• _What is asked_:
Reproduce the complete listing without any deviation.

— begin Data provided —

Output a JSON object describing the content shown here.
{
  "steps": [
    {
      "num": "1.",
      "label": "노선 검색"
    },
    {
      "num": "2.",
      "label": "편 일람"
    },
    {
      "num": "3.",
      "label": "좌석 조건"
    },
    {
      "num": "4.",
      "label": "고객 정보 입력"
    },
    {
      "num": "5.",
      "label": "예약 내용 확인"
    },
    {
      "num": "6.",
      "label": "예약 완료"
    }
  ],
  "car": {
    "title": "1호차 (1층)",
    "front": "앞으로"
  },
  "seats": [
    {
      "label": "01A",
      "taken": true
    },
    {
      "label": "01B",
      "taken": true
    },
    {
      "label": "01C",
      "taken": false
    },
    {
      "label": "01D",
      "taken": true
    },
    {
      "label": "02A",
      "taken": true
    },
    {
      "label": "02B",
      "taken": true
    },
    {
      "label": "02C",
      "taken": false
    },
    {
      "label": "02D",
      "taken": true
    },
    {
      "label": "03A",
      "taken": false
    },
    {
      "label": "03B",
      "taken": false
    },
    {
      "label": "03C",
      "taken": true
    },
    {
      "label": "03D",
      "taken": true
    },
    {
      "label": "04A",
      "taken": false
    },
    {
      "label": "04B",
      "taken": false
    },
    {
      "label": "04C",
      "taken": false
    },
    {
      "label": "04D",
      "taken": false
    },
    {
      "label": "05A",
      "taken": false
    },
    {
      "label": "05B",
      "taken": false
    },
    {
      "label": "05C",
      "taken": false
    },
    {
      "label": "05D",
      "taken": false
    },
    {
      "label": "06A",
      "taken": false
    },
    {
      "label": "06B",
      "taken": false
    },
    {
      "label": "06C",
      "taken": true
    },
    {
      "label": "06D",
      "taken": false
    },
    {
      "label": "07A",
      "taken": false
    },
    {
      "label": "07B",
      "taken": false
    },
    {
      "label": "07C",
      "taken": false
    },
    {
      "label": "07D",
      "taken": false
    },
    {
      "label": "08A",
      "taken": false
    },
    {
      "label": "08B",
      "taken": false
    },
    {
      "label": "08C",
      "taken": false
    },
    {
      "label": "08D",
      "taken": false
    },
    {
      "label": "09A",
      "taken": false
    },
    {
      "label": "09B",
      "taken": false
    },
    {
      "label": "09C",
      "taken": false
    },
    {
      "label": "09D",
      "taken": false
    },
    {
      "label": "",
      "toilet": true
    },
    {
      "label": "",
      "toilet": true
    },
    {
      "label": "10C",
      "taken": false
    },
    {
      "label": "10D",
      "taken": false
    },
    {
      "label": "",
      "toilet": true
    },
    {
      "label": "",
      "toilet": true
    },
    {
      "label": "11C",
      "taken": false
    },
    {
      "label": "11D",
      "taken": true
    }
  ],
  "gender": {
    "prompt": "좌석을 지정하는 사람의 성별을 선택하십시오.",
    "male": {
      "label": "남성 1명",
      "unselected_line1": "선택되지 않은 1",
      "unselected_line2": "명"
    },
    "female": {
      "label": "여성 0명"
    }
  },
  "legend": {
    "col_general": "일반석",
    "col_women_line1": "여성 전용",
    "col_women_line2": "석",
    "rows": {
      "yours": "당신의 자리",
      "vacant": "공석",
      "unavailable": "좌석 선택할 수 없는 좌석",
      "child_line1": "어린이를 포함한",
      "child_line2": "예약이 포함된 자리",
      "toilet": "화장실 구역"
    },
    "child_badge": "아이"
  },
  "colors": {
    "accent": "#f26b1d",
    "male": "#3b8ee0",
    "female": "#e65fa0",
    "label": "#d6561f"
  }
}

— end Data provided —

• _Task answer_:
Output a JSON object describing the content shown here.
{
  "steps": [
    {
      "num": "1.",
      "label": "노선 검색"
    },
    {
      "num": "2.",
      "label": "편 일람"
    },
    {
      "num": "3.",
      "label": "좌석 조건"
    },
    {
      "num": "4.",
      "label": "고객 정보 입력"
    },
    {
      "num": "5.",
      "label": "예약 내용 확인"
    },
    {
      "num": "6.",
      "label": "예약 완료"
    }
  ],
  "car": {
    "title": "1호차 (1층)",
    "front": "앞으로"
  },
  "seats": [
    {
      "label": "01A",
      "taken": true
    },
    {
      "label": "01B",
      "taken": true
    },
    {
      "label": "01C",
      "taken": false
    },
    {
      "label": "01D",
      "taken": true
    },
    {
      "label": "02A",
      "taken": true
    },
    {
      "label": "02B",
      "taken": true
    },
    {
      "label": "02C",
      "taken": false
    },
    {
      "label": "02D",
      "taken": true
    },
    {
      "label": "03A",
      "taken": false
    },
    {
      "label": "03B",
      "taken": false
    },
    {
      "label": "03C",
      "taken": true
    },
    {
      "label": "03D",
      "taken": true
    },
    {
      "label": "04A",
      "taken": false
    },
    {
      "label": "04B",
      "taken": false
    },
    {
      "label": "04C",
      "taken": false
    },
    {
      "label": "04D",
      "taken": false
    },
    {
      "label": "05A",
      "taken": false
    },
    {
      "label": "05B",
      "taken": false
    },
    {
      "label": "05C",
      "taken": false
    },
    {
      "label": "05D",
      "taken": false
    },
    {
      "label": "06A",
      "taken": false
    },
    {
      "label": "06B",
      "taken": false
    },
    {
      "label": "06C",
      "taken": true
    },
    {
      "label": "06D",
      "taken": false
    },
    {
      "label": "07A",
      "taken": false
    },
    {
      "label": "07B",
      "taken": false
    },
    {
      "label": "07C",
      "taken": false
    },
    {
      "label": "07D",
      "taken": false
    },
    {
      "label": "08A",
      "taken": false
    },
    {
      "label": "08B",
      "taken": false
    },
    {
      "label": "08C",
      "taken": false
    },
    {
      "label": "08D",
      "taken": false
    },
    {
      "label": "09A",
      "taken": false
    },
    {
      "label": "09B",
      "taken": false
    },
    {
      "label": "09C",
      "taken": false
    },
    {
      "label": "09D",
      "taken": false
    },
    {
      "label": "",
      "toilet": true
    },
    {
      "label": "",
      "toilet": true
    },
    {
      "label": "10C",
      "taken": false
    },
    {
      "label": "10D",
      "taken": false
    },
    {
      "label": "",
      "toilet": true
    },
    {
      "label": "",
      "toilet": true
    },
    {
      "label": "11C",
      "taken": false
    },
    {
      "label": "11D",
      "taken": true
    }
  ],
  "gender": {
    "prompt": "좌석을 지정하는 사람의 성별을 선택하십시오.",
    "male": {
      "label": "남성 1명",
      "unselected_line1": "선택되지 않은 1",
      "unselected_line2": "명"
    },
    "female": {
      "label": "여성 0명"
    }
  },
  "legend": {
    "col_general": "일반석",
    "col_women_line1": "여성 전용",
    "col_women_line2": "석",
    "rows": {
      "yours": "당신의 자리",
      "vacant": "공석",
      "unavailable": "좌석 선택할 수 없는 좌석",
      "child_line1": "어린이를 포함한",
      "child_line2": "예약이 포함된 자리",
      "toilet": "화장실 구역"
    },
    "child_badge": "아이"
  },
  "colors": {
    "accent": "#f26b1d",
    "male": "#3b8ee0",
    "female": "#e65fa0",
    "label": "#d6561f"
  }
}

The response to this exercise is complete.